[START OF SUPPLIED PASSAGE]

文件
rocm-systems/ext-tuner/README.md
T
Mark Santesson f1308997d0 NCCL 2.28.3-1
Device API (Experimental)
 * Introduces device-side APIs to integrate NCCL communication directly into application kernels.
 * Supports LSA (Load/Store Access) for CUDA P2P communication over NVLink and some PCIe platforms.
 * Supports Multimem for hardware multicast using NVLink SHARP.
 * Adds initial framework for GIN (GPU-Initiated Networking), currently under development.
 * Introduces device communicators created using ncclDevCommCreate.
 * Enables device-side communication operations with synchronization (ncclLsaBarrierSession) and memory accessors (ncclGetLsaPointer, ncclGetLsaMultimemPointer).
 * Experimental APIs - signatures and functionality may evolve in future releases.
 * No ABI compatibility is guaranteed — applications must be recompiled with each new NCCL release.

Symmetric memory improvements
 * Support for aggregating symmetric operations using ncclGroupStart/End APIs.
 * Reimplement symmetric kernels using device API.

New Host APIs
 * Introduce new host collective APIs: ncclAlltoAll, ncclScatter, ncclGather.

CE (Copy Engine) Collectives
 * Reduce SM utilization for alltoall, scatter, gather, and allgather within a single (MN)NVL domain.
 * Free up SM capacity for the application to do computation at the same time.
 * To enable the feature for ncclAllGather, ncclAlltoAll, ncclGather, ncclScatter, register buffers into symmetric windows and use the NCCL_CTA_POLICY_ZERO flag in the communicator config_t.

NCCL Inspector Plugin
 * Introduces an Inspector plugin for always-on performance monitoring.
 * Produces structured JSON output with metadata, execution time, bandwidth, and optional event traces for each NCCL operation.

[END OF SUPPLIED PASSAGE]
[START OF INFORMATION SHOWN]

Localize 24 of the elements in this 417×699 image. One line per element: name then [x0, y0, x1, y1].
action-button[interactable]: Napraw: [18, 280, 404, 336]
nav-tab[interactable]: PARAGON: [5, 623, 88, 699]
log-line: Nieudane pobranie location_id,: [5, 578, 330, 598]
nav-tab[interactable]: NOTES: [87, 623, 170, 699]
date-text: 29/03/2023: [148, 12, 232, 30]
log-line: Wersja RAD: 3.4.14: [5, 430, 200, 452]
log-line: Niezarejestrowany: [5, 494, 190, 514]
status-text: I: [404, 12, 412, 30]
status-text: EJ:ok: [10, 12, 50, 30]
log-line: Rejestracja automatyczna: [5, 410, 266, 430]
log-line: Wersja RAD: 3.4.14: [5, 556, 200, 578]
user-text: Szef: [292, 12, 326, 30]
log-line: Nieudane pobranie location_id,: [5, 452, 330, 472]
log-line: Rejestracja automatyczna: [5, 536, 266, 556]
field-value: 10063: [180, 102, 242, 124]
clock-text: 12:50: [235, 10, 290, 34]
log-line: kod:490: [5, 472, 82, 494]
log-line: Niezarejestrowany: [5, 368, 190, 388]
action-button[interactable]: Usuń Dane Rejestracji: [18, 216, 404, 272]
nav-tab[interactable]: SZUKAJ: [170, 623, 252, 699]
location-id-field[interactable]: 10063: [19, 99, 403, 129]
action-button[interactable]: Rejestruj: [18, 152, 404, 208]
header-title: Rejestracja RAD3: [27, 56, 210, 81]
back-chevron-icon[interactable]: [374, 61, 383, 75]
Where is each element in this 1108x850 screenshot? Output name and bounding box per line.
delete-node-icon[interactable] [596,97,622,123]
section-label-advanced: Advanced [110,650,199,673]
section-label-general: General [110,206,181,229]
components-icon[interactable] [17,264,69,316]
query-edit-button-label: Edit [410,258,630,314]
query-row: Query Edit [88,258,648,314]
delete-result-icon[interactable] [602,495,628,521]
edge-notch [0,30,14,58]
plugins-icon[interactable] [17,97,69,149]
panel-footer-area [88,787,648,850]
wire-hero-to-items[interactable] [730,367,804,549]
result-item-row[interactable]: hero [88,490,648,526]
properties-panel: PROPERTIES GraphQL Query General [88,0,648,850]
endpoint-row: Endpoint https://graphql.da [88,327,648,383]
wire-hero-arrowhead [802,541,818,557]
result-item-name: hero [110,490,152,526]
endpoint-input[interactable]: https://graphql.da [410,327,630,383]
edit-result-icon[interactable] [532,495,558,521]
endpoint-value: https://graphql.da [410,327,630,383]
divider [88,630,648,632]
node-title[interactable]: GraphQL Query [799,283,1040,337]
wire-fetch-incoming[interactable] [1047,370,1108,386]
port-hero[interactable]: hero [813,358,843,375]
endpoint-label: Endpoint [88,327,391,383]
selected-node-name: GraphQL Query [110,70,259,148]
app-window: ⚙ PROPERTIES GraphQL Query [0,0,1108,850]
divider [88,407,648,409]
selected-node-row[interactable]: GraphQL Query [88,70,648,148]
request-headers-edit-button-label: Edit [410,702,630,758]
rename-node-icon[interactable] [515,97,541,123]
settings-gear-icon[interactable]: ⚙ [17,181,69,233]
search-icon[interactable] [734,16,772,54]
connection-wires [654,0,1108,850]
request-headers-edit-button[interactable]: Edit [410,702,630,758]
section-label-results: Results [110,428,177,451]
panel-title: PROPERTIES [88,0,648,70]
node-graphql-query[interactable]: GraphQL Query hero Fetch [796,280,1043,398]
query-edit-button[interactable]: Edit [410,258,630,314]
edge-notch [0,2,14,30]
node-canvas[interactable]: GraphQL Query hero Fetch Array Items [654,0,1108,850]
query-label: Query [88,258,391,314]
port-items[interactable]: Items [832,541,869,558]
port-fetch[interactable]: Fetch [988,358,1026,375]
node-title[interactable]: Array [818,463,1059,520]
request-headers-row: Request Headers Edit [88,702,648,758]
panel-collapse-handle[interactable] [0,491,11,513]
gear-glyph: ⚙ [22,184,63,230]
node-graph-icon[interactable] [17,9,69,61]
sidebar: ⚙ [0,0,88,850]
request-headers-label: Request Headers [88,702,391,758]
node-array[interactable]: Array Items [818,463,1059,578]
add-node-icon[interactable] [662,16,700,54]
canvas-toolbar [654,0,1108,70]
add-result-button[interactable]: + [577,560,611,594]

[END OF INFORMATION SHOWN]

SET EXERCISE 1: In the NCCL 2.28.3-1 release notes, translate the sentence "No ABI compatibility is guaranteed — applications must be recompiled with each new NCCL release." into Spanish.
SET EXERCISE 2: Supply the next portion of the NCCL 2.28.3-1 release notes, starting after their final bullet.

TASK RESULT 1: No se garantiza la compatibilidad de ABI: las aplicaciones deben recompilarse con cada nueva versión de NCCL.

TASK RESULT 2:
 * Enables integration with analysis tools such as Performance Exporter to visualize NCCL performance bottlenecks.
 * Lightweight to enable via environment variables NCCL_PROFILER_PLUGIN and NCCL_INSPECTOR_ENABLE.

CMake support (Experiemental)
 * Adds a CMake build system as an alternative to existing Makefiles.
 * Known issues: pkg.build and Device API currently do not work with CMake.
 * The known issues will be addressed in a future release.

Decreased max CTA count from 32 to 16 on Blackwell
 * SM overhead is decreased by 50% with this improvement.
 * This may cause some perf drop on Blackwell because of the reduced SM usage.
 * If the extra SM capacity is not desired, two options are available to restore to previous behavior: 1) Setting NCCL_MIN_CTAS=32 NCCL_MAX_CTAS=32 environment variables; 2) setting communicator config to over-write max CTA count to 32.
 * Based on community feedback, future versions may consider different trade-offs between performance and SM overhead.

Plugins
 * Network
   * App-aware Network plugin. NCCL passes information about communication operations to be executed on the network end point. This allows for better tuning of network end points and their use in the plugins.
   * Improve handling of physical and virtual network devices and load/unload.
   * Network plugin version 11 - add explicit context and communication ID support for per communicator init/finalize.
   * Add Multi-Request Net API. Using this will help NCCL to anticipate multiple send/recv requests and optimize for it. See maxMultiRequestSize field in ncclNetProperties_v11_t.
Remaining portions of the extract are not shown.